* BEGIN *
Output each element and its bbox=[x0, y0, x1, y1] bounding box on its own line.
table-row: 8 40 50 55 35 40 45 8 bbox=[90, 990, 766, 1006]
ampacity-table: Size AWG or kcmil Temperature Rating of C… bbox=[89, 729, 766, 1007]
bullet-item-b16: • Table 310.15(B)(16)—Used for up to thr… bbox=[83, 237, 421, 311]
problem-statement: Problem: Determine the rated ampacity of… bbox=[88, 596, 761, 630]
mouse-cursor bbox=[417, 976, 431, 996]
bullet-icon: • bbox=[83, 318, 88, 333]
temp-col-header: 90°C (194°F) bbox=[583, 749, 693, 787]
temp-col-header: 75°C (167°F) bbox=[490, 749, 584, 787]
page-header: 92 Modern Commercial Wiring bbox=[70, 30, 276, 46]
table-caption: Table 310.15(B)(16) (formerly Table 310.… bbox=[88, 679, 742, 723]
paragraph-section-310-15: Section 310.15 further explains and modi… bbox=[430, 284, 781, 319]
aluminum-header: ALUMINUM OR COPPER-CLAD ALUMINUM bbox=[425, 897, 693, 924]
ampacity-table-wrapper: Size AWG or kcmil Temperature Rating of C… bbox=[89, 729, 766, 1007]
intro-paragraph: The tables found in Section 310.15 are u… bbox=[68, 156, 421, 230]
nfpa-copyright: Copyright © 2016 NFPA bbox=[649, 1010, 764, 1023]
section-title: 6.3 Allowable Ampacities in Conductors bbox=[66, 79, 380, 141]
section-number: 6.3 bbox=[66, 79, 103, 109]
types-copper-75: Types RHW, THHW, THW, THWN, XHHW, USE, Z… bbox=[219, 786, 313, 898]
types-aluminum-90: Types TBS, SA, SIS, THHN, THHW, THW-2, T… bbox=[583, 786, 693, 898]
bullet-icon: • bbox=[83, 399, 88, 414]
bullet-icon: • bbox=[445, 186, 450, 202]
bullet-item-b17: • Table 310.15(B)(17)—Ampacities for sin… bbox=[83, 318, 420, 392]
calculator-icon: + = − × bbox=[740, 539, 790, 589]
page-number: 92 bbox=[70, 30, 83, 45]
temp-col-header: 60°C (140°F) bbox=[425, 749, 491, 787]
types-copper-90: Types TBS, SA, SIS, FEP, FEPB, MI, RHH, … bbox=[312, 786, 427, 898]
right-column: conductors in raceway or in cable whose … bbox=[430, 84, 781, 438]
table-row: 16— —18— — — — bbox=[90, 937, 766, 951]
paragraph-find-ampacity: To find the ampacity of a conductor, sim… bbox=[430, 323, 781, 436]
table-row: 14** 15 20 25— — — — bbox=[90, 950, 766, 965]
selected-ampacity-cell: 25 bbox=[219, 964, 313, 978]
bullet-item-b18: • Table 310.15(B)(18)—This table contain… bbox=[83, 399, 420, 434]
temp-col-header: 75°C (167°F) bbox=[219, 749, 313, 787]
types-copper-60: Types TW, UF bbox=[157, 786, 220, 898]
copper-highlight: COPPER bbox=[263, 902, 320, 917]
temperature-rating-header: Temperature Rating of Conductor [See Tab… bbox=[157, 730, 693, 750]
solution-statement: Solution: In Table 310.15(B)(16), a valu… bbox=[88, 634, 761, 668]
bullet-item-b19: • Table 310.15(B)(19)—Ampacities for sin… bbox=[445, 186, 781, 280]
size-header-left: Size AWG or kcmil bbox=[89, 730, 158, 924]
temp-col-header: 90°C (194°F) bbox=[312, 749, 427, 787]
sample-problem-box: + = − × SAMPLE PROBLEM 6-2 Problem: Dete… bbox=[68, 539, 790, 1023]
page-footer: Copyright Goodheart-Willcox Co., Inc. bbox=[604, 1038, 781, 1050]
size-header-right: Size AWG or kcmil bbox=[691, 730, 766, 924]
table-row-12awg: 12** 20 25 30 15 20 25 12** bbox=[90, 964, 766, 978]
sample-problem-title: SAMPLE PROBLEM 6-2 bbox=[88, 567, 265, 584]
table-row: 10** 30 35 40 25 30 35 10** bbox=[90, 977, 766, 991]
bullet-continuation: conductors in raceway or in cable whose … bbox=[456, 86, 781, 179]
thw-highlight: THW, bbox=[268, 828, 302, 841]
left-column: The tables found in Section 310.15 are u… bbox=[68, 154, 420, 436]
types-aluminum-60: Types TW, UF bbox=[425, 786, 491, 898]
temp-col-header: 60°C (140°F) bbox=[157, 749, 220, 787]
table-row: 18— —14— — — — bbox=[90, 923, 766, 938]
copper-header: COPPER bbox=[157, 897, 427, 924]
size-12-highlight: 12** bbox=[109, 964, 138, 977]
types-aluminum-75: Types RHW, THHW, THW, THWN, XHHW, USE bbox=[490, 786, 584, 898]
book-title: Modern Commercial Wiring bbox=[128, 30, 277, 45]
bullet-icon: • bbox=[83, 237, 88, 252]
* END *
§ Aim of the exercise:
Rewrite the records above, swapping every "temp-col-header" for "temperature-column-header" and leaving everything else unchanged.

§ Correct output:
Output each element and its bbox=[x0, y0, x1, y1] bounding box on its own line.
table-row: 8 40 50 55 35 40 45 8 bbox=[90, 990, 766, 1006]
ampacity-table: Size AWG or kcmil Temperature Rating of C… bbox=[89, 729, 766, 1007]
bullet-item-b16: • Table 310.15(B)(16)—Used for up to thr… bbox=[83, 237, 421, 311]
problem-statement: Problem: Determine the rated ampacity of… bbox=[88, 596, 761, 630]
mouse-cursor bbox=[417, 976, 431, 996]
bullet-icon: • bbox=[83, 318, 88, 333]
temperature-column-header: 90°C (194°F) bbox=[583, 749, 693, 787]
temperature-column-header: 75°C (167°F) bbox=[490, 749, 584, 787]
page-header: 92 Modern Commercial Wiring bbox=[70, 30, 276, 46]
table-caption: Table 310.15(B)(16) (formerly Table 310.… bbox=[88, 679, 742, 723]
paragraph-section-310-15: Section 310.15 further explains and modi… bbox=[430, 284, 781, 319]
aluminum-header: ALUMINUM OR COPPER-CLAD ALUMINUM bbox=[425, 897, 693, 924]
ampacity-table-wrapper: Size AWG or kcmil Temperature Rating of C… bbox=[89, 729, 766, 1007]
intro-paragraph: The tables found in Section 310.15 are u… bbox=[68, 156, 421, 230]
nfpa-copyright: Copyright © 2016 NFPA bbox=[649, 1010, 764, 1023]
section-title: 6.3 Allowable Ampacities in Conductors bbox=[66, 79, 380, 141]
section-number: 6.3 bbox=[66, 79, 103, 109]
types-copper-75: Types RHW, THHW, THW, THWN, XHHW, USE, Z… bbox=[219, 786, 313, 898]
types-aluminum-90: Types TBS, SA, SIS, THHN, THHW, THW-2, T… bbox=[583, 786, 693, 898]
bullet-icon: • bbox=[83, 399, 88, 414]
bullet-icon: • bbox=[445, 186, 450, 202]
bullet-item-b17: • Table 310.15(B)(17)—Ampacities for sin… bbox=[83, 318, 420, 392]
calculator-icon: + = − × bbox=[740, 539, 790, 589]
page-number: 92 bbox=[70, 30, 83, 45]
temperature-column-header: 60°C (140°F) bbox=[425, 749, 491, 787]
types-copper-90: Types TBS, SA, SIS, FEP, FEPB, MI, RHH, … bbox=[312, 786, 427, 898]
right-column: conductors in raceway or in cable whose … bbox=[430, 84, 781, 438]
table-row: 16— —18— — — — bbox=[90, 937, 766, 951]
paragraph-find-ampacity: To find the ampacity of a conductor, sim… bbox=[430, 323, 781, 436]
table-row: 14** 15 20 25— — — — bbox=[90, 950, 766, 965]
selected-ampacity-cell: 25 bbox=[219, 964, 313, 978]
bullet-item-b18: • Table 310.15(B)(18)—This table contain… bbox=[83, 399, 420, 434]
temperature-column-header: 75°C (167°F) bbox=[219, 749, 313, 787]
types-copper-60: Types TW, UF bbox=[157, 786, 220, 898]
copper-highlight: COPPER bbox=[263, 902, 320, 917]
temperature-rating-header: Temperature Rating of Conductor [See Tab… bbox=[157, 730, 693, 750]
solution-statement: Solution: In Table 310.15(B)(16), a valu… bbox=[88, 634, 761, 668]
bullet-item-b19: • Table 310.15(B)(19)—Ampacities for sin… bbox=[445, 186, 781, 280]
size-header-left: Size AWG or kcmil bbox=[89, 730, 158, 924]
temperature-column-header: 90°C (194°F) bbox=[312, 749, 427, 787]
sample-problem-box: + = − × SAMPLE PROBLEM 6-2 Problem: Dete… bbox=[68, 539, 790, 1023]
page-footer: Copyright Goodheart-Willcox Co., Inc. bbox=[604, 1038, 781, 1050]
size-header-right: Size AWG or kcmil bbox=[691, 730, 766, 924]
table-row-12awg: 12** 20 25 30 15 20 25 12** bbox=[90, 964, 766, 978]
sample-problem-title: SAMPLE PROBLEM 6-2 bbox=[88, 567, 265, 584]
table-row: 10** 30 35 40 25 30 35 10** bbox=[90, 977, 766, 991]
bullet-continuation: conductors in raceway or in cable whose … bbox=[456, 86, 781, 179]
thw-highlight: THW, bbox=[268, 828, 302, 841]
left-column: The tables found in Section 310.15 are u… bbox=[68, 154, 420, 436]
types-aluminum-60: Types TW, UF bbox=[425, 786, 491, 898]
temperature-column-header: 60°C (140°F) bbox=[157, 749, 220, 787]
table-row: 18— —14— — — — bbox=[90, 923, 766, 938]
copper-header: COPPER bbox=[157, 897, 427, 924]
size-12-highlight: 12** bbox=[109, 964, 138, 977]
types-aluminum-75: Types RHW, THHW, THW, THWN, XHHW, USE bbox=[490, 786, 584, 898]
book-title: Modern Commercial Wiring bbox=[128, 30, 277, 45]
bullet-icon: • bbox=[83, 237, 88, 252]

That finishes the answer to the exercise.